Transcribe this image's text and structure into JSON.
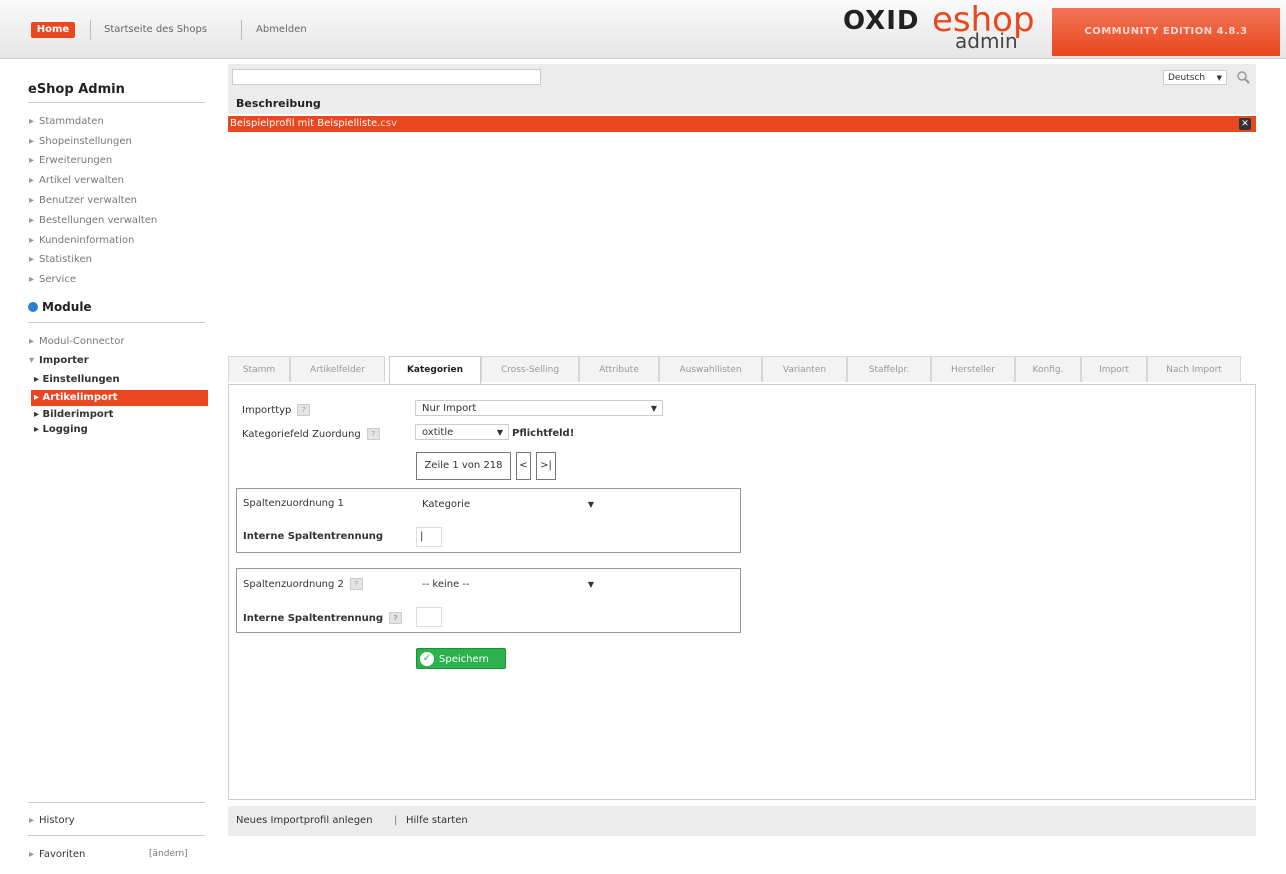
{
  "header": {
    "home": "Home",
    "shop_start": "Startseite des Shops",
    "logout": "Abmelden",
    "brand_oxid": "OXID",
    "brand_eshop": "eshop",
    "brand_admin": "admin",
    "edition": "COMMUNITY EDITION 4.8.3"
  },
  "sidebar": {
    "title": "eShop Admin",
    "items": [
      {
        "label": "Stammdaten"
      },
      {
        "label": "Shopeinstellungen"
      },
      {
        "label": "Erweiterungen"
      },
      {
        "label": "Artikel verwalten"
      },
      {
        "label": "Benutzer verwalten"
      },
      {
        "label": "Bestellungen verwalten"
      },
      {
        "label": "Kundeninformation"
      },
      {
        "label": "Statistiken"
      },
      {
        "label": "Service"
      }
    ],
    "module_title": "Module",
    "module_items": [
      {
        "label": "Modul-Connector"
      },
      {
        "label": "Importer"
      }
    ],
    "importer_items": [
      {
        "label": "Einstellungen"
      },
      {
        "label": "Artikelimport"
      },
      {
        "label": "Bilderimport"
      },
      {
        "label": "Logging"
      }
    ],
    "history": "History",
    "favorites": "Favoriten",
    "favorites_edit": "[ändern]"
  },
  "list": {
    "language": "Deutsch",
    "column_header": "Beschreibung",
    "active_row_text": "Beispielprofil mit Beispielliste.",
    "active_row_ext": "csv"
  },
  "tabs": [
    {
      "label": "Stamm"
    },
    {
      "label": "Artikelfelder"
    },
    {
      "label": "Kategorien"
    },
    {
      "label": "Cross-Selling"
    },
    {
      "label": "Attribute"
    },
    {
      "label": "Auswahllisten"
    },
    {
      "label": "Varianten"
    },
    {
      "label": "Staffelpr."
    },
    {
      "label": "Hersteller"
    },
    {
      "label": "Konfig."
    },
    {
      "label": "Import"
    },
    {
      "label": "Nach Import"
    }
  ],
  "form": {
    "importtyp_label": "Importtyp",
    "importtyp_value": "Nur Import",
    "katfeld_label": "Kategoriefeld Zuordung",
    "katfeld_value": "oxtitle",
    "pflicht": "Pflichtfeld!",
    "pager_text": "Zeile 1 von 218",
    "pager_prev": "<",
    "pager_next": ">|",
    "map1_label": "Spaltenzuordnung 1",
    "map1_value": "Kategorie",
    "sep1_label": "Interne Spaltentrennung",
    "sep1_value": "|",
    "map2_label": "Spaltenzuordnung 2",
    "map2_value": "-- keine --",
    "sep2_label": "Interne Spaltentrennung",
    "sep2_value": "",
    "save": "Speichern"
  },
  "footer": {
    "new_profile": "Neues Importprofil anlegen",
    "divider": "|",
    "help": "Hilfe starten"
  }
}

· · ·

Within the records, how many lines include "Spaltentrennung"? The answer is the number and nothing else.

> **Written response**
2